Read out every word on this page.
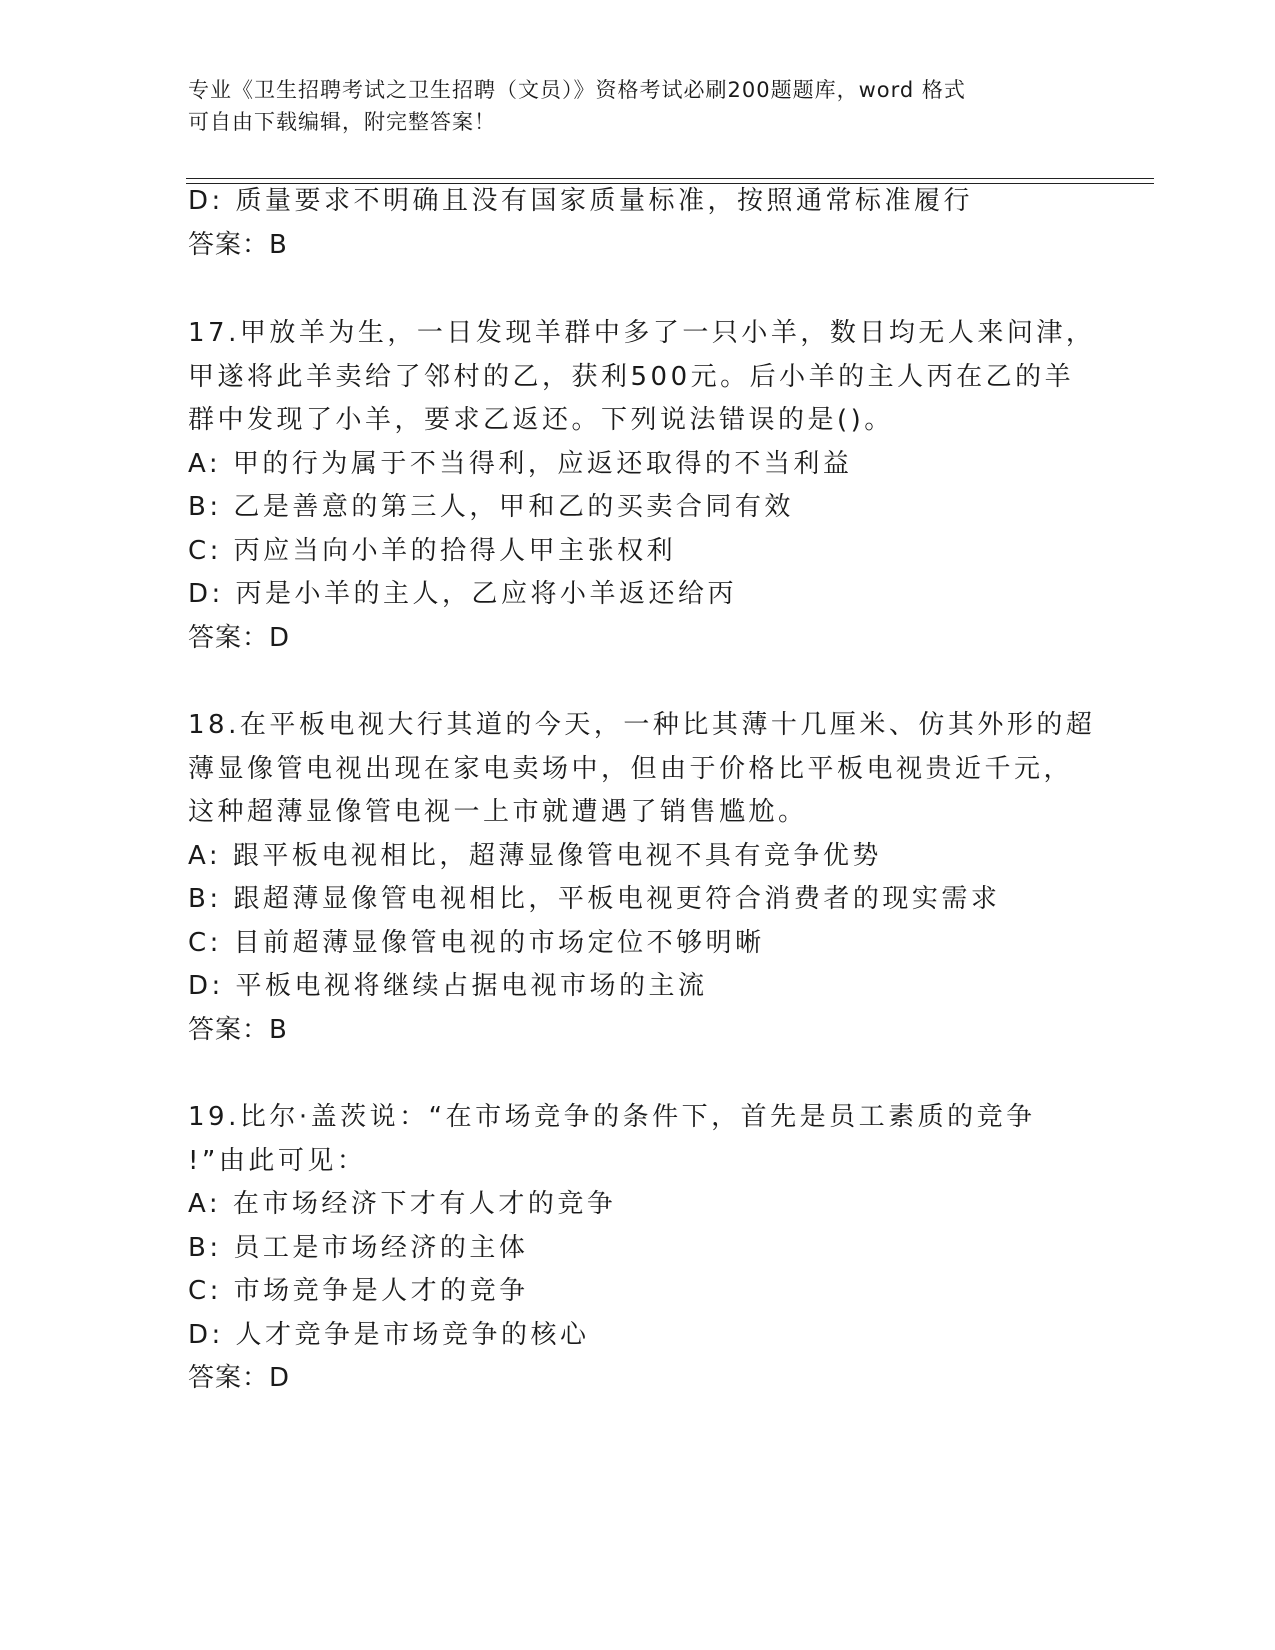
专业《卫生招聘考试之卫生招聘（文员）》资格考试必刷200题题库，word 格式
可自由下载编辑，附完整答案！
D: 质量要求不明确且没有国家质量标准，按照通常标准履行
答案：B
17.甲放羊为生，一日发现羊群中多了一只小羊，数日均无人来问津，
甲遂将此羊卖给了邻村的乙，获利500元。后小羊的主人丙在乙的羊
群中发现了小羊，要求乙返还。下列说法错误的是()。
A: 甲的行为属于不当得利，应返还取得的不当利益
B: 乙是善意的第三人，甲和乙的买卖合同有效
C: 丙应当向小羊的拾得人甲主张权利
D: 丙是小羊的主人，乙应将小羊返还给丙
答案：D
18.在平板电视大行其道的今天，一种比其薄十几厘米、仿其外形的超
薄显像管电视出现在家电卖场中，但由于价格比平板电视贵近千元，
这种超薄显像管电视一上市就遭遇了销售尴尬。
A: 跟平板电视相比，超薄显像管电视不具有竞争优势
B: 跟超薄显像管电视相比，平板电视更符合消费者的现实需求
C: 目前超薄显像管电视的市场定位不够明晰
D: 平板电视将继续占据电视市场的主流
答案：B
19.比尔·盖茨说：“在市场竞争的条件下，首先是员工素质的竞争
!”由此可见：
A: 在市场经济下才有人才的竞争
B: 员工是市场经济的主体
C: 市场竞争是人才的竞争
D: 人才竞争是市场竞争的核心
答案：D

■ **Work to do**
Copy the whole listing above word for word but do not carry over the pictures.

■ **Exercise answer**
Read out every word on this page.
专业《卫生招聘考试之卫生招聘（文员）》资格考试必刷200题题库，word 格式
可自由下载编辑，附完整答案！
D: 质量要求不明确且没有国家质量标准，按照通常标准履行
答案：B
17.甲放羊为生，一日发现羊群中多了一只小羊，数日均无人来问津，
甲遂将此羊卖给了邻村的乙，获利500元。后小羊的主人丙在乙的羊
群中发现了小羊，要求乙返还。下列说法错误的是()。
A: 甲的行为属于不当得利，应返还取得的不当利益
B: 乙是善意的第三人，甲和乙的买卖合同有效
C: 丙应当向小羊的拾得人甲主张权利
D: 丙是小羊的主人，乙应将小羊返还给丙
答案：D
18.在平板电视大行其道的今天，一种比其薄十几厘米、仿其外形的超
薄显像管电视出现在家电卖场中，但由于价格比平板电视贵近千元，
这种超薄显像管电视一上市就遭遇了销售尴尬。
A: 跟平板电视相比，超薄显像管电视不具有竞争优势
B: 跟超薄显像管电视相比，平板电视更符合消费者的现实需求
C: 目前超薄显像管电视的市场定位不够明晰
D: 平板电视将继续占据电视市场的主流
答案：B
19.比尔·盖茨说：“在市场竞争的条件下，首先是员工素质的竞争
!”由此可见：
A: 在市场经济下才有人才的竞争
B: 员工是市场经济的主体
C: 市场竞争是人才的竞争
D: 人才竞争是市场竞争的核心
答案：D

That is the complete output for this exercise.